(The data)

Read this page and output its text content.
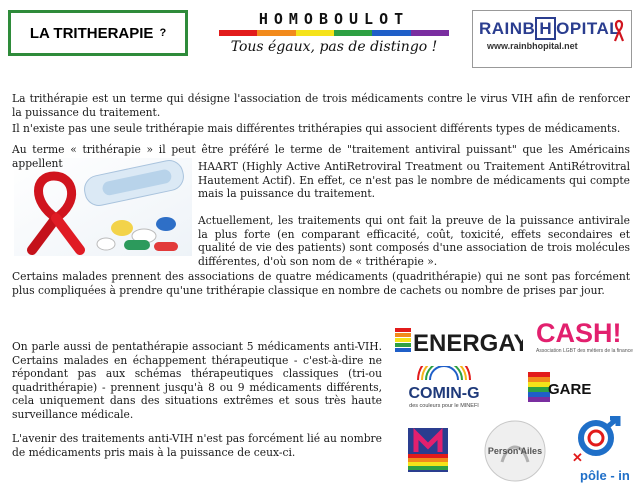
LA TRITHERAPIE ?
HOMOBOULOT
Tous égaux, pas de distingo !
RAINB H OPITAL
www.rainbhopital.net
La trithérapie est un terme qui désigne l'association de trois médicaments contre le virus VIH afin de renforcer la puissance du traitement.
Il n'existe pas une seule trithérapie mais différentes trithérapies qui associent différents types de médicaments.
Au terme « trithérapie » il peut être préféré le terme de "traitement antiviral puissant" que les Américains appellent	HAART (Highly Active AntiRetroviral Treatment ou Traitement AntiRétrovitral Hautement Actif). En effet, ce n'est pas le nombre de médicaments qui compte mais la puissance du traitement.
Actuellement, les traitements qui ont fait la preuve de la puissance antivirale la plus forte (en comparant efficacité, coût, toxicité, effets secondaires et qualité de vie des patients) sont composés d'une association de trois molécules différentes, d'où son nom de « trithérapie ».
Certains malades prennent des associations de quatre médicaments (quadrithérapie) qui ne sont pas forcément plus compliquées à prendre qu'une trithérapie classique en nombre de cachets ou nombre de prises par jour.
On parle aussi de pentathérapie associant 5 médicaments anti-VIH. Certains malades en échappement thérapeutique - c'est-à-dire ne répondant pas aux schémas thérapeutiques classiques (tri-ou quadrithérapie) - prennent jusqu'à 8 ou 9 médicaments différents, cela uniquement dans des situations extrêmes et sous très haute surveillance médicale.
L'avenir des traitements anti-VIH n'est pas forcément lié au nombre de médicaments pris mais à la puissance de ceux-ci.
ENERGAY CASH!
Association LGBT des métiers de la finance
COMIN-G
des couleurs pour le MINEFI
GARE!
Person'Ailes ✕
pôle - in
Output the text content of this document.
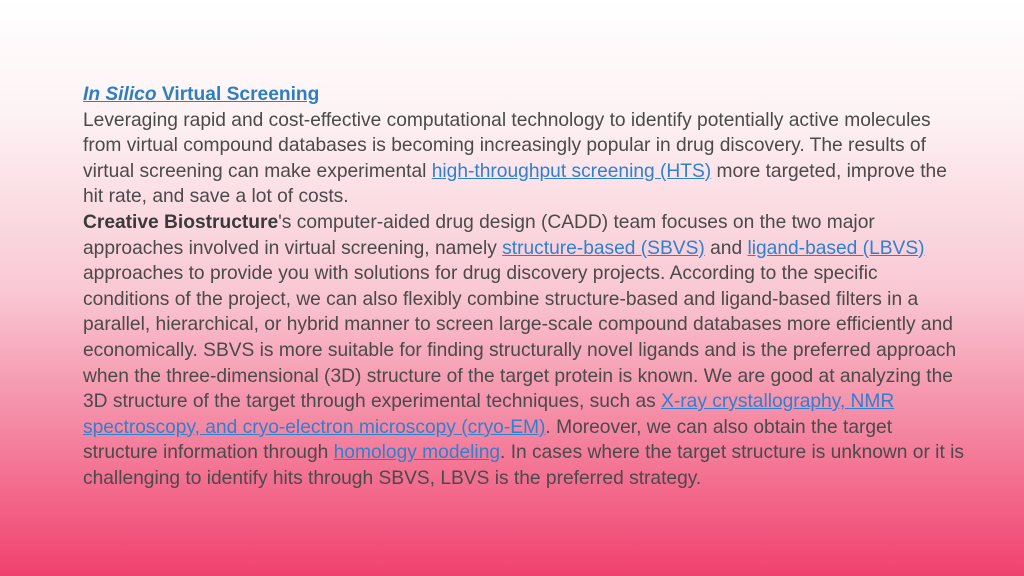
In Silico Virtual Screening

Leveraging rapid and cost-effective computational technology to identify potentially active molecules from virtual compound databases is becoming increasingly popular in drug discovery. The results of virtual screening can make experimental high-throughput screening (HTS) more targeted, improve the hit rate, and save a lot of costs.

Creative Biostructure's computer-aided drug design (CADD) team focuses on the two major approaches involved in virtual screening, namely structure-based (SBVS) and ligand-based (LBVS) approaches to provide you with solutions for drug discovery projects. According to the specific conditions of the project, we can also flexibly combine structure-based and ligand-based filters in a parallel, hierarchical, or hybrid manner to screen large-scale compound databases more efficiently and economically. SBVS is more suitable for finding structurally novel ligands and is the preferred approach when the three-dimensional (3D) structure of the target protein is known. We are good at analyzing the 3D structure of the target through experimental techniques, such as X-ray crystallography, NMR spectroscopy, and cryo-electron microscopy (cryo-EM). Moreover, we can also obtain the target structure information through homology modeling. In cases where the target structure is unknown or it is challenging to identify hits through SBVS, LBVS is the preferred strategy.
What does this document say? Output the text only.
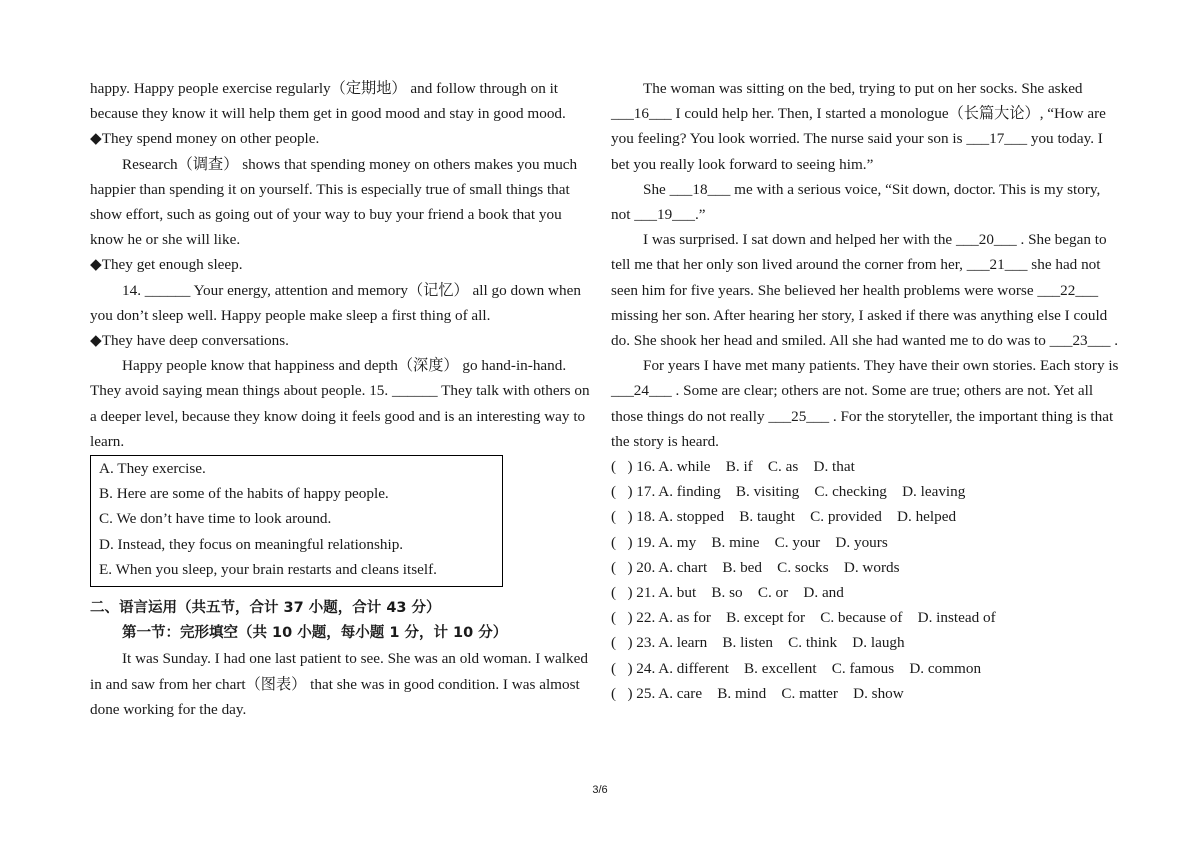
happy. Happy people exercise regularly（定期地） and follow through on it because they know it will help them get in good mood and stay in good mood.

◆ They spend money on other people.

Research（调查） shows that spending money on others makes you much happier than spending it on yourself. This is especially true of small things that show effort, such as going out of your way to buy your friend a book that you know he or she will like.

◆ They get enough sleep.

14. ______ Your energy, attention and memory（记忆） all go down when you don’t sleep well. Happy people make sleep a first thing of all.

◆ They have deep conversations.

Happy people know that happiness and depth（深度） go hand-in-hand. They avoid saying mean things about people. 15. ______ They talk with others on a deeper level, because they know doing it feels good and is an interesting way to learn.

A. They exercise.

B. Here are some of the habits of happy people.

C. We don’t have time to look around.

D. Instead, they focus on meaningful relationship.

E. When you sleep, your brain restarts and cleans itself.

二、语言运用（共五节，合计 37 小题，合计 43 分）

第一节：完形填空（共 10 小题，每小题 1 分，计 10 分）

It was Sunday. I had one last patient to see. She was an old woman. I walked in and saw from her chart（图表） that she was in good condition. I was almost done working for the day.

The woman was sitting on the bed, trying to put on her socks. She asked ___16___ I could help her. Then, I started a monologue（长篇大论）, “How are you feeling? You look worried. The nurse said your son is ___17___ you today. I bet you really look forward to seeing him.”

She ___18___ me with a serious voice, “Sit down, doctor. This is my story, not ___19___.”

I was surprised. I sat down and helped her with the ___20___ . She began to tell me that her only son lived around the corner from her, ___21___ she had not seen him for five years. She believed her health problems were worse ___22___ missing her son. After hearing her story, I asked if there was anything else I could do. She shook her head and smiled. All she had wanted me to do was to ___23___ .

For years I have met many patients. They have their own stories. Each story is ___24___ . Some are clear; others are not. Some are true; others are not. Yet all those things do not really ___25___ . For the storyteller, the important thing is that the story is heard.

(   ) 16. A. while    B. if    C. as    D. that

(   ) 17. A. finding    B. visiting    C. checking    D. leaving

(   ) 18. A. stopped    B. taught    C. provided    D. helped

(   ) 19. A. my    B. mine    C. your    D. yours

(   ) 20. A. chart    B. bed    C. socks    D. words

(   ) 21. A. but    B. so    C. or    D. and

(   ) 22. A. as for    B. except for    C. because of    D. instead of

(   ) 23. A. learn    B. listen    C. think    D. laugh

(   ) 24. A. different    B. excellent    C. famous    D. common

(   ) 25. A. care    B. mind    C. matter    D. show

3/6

(End The data)

◆ Work required:
Across the entries, how many lines include the string "learn"? The answer should be only a number.

◆ Written response:
2